**Directions**
Gather up the lines with the word "JSON" in them.

**Records for this exercise**
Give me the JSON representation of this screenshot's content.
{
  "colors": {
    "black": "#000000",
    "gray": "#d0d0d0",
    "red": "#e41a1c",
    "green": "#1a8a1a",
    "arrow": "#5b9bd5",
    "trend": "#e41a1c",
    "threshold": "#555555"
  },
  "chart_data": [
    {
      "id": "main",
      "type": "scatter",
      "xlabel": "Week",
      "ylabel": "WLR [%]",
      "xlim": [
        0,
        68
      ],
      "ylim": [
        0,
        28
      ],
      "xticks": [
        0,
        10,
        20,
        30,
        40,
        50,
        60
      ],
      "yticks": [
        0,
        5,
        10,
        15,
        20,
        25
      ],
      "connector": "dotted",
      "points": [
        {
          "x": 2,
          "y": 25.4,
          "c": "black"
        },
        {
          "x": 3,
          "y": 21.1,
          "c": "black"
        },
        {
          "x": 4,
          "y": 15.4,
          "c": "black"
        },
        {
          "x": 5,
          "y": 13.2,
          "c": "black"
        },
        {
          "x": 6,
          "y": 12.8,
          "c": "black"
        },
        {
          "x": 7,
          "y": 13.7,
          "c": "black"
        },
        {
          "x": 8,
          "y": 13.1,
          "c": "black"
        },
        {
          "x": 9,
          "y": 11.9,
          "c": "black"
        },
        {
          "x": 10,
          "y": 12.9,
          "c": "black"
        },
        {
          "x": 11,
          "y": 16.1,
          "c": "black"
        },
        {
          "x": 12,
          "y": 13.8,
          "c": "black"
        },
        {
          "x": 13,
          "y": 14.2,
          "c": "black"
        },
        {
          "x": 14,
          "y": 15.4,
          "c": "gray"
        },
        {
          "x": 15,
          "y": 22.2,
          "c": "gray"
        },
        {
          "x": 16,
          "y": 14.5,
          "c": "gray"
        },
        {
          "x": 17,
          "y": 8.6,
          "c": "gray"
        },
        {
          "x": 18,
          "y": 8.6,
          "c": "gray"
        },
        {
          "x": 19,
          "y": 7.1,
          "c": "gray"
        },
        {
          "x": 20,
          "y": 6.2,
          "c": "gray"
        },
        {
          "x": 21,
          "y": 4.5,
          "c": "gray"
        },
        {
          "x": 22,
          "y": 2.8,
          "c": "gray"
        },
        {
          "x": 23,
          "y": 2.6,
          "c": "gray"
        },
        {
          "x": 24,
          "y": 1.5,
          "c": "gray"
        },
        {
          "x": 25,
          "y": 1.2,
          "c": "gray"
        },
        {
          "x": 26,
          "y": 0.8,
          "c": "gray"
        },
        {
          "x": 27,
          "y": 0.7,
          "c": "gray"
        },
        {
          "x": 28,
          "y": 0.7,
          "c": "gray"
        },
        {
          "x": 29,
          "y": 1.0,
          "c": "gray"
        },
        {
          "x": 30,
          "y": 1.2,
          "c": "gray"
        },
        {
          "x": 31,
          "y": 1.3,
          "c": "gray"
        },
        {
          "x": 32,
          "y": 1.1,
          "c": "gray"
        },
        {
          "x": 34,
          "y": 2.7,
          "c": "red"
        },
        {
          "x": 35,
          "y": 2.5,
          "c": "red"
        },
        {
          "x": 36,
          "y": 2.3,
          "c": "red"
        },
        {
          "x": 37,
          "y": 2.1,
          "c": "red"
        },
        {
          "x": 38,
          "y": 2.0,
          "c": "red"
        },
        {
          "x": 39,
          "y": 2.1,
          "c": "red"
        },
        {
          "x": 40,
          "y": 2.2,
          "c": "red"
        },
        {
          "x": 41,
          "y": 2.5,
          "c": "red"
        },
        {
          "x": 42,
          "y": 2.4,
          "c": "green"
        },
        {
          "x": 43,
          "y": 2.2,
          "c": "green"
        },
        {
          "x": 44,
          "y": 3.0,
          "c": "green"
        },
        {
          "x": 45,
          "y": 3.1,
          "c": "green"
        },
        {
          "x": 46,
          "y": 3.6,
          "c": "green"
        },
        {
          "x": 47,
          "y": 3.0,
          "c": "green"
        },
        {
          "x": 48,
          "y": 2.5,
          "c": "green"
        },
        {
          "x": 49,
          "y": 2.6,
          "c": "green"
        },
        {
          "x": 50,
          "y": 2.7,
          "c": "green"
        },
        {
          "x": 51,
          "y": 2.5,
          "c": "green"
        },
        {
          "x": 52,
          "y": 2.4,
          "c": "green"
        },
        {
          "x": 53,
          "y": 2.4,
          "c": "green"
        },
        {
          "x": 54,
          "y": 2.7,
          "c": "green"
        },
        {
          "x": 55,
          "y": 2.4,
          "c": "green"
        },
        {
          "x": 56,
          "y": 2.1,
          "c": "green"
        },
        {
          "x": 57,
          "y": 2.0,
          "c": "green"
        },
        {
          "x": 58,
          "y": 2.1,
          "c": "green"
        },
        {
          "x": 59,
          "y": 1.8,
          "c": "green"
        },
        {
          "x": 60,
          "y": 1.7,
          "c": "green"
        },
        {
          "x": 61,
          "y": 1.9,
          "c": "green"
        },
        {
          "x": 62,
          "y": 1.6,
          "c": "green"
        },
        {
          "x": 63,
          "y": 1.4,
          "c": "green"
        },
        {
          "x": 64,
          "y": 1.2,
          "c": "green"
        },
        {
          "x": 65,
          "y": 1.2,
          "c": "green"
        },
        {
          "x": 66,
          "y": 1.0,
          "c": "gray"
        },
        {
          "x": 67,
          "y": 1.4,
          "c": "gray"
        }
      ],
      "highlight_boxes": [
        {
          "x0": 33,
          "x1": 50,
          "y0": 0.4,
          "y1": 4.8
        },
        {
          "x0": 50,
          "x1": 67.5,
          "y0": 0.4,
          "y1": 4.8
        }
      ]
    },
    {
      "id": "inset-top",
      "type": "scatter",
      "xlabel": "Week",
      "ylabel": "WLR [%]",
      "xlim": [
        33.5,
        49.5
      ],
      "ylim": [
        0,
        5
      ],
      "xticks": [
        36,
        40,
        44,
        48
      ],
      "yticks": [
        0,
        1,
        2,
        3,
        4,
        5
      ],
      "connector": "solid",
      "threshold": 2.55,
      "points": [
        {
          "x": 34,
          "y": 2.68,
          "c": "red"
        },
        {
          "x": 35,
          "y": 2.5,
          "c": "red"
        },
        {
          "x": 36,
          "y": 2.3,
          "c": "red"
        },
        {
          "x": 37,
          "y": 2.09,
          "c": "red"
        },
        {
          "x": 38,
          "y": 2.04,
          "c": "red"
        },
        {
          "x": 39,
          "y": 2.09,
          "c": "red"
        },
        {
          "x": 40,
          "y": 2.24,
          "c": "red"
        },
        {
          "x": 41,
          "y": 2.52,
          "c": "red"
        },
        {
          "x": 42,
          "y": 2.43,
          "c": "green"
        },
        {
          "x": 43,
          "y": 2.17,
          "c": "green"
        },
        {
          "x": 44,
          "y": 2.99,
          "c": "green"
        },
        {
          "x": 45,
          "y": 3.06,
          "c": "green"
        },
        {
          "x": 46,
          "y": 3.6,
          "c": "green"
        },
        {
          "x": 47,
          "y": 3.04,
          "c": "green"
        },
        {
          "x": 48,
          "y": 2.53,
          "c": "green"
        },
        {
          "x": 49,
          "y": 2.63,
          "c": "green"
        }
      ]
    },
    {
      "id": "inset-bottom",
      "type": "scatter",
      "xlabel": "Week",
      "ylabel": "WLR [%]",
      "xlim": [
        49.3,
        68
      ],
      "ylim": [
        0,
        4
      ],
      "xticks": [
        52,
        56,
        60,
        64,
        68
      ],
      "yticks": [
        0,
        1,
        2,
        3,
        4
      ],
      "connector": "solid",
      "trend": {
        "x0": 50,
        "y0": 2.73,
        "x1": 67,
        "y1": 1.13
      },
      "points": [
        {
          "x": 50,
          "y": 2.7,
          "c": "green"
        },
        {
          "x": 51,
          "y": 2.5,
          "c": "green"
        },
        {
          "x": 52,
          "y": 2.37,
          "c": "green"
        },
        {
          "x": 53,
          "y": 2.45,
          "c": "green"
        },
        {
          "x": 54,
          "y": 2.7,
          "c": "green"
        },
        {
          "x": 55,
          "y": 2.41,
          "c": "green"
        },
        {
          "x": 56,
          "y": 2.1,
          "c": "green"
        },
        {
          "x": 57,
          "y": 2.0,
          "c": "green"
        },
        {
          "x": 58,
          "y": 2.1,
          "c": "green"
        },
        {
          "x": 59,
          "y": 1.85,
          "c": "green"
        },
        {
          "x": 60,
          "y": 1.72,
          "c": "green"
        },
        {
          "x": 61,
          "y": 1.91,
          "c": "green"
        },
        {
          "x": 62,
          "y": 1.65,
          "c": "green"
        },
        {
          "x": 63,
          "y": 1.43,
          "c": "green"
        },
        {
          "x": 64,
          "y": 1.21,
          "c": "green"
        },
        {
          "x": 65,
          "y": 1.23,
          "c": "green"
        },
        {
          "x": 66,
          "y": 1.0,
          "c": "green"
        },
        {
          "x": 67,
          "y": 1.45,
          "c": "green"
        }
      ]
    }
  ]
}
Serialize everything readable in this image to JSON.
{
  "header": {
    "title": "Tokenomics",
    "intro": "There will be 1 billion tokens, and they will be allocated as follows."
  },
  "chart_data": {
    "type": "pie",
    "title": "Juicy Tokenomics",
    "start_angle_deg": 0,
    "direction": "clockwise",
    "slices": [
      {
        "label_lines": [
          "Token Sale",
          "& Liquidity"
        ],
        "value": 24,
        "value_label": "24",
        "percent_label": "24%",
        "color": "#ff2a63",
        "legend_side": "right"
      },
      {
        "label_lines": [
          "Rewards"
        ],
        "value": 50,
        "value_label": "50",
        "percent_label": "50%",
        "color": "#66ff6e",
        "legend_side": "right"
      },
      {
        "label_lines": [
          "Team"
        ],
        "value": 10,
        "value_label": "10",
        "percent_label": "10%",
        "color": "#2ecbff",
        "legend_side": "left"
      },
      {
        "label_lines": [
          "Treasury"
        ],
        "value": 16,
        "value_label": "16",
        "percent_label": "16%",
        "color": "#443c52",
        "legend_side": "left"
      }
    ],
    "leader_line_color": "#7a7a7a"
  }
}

**Reply**
Give me the JSON representation of this screenshot's content.
Serialize everything readable in this image to JSON.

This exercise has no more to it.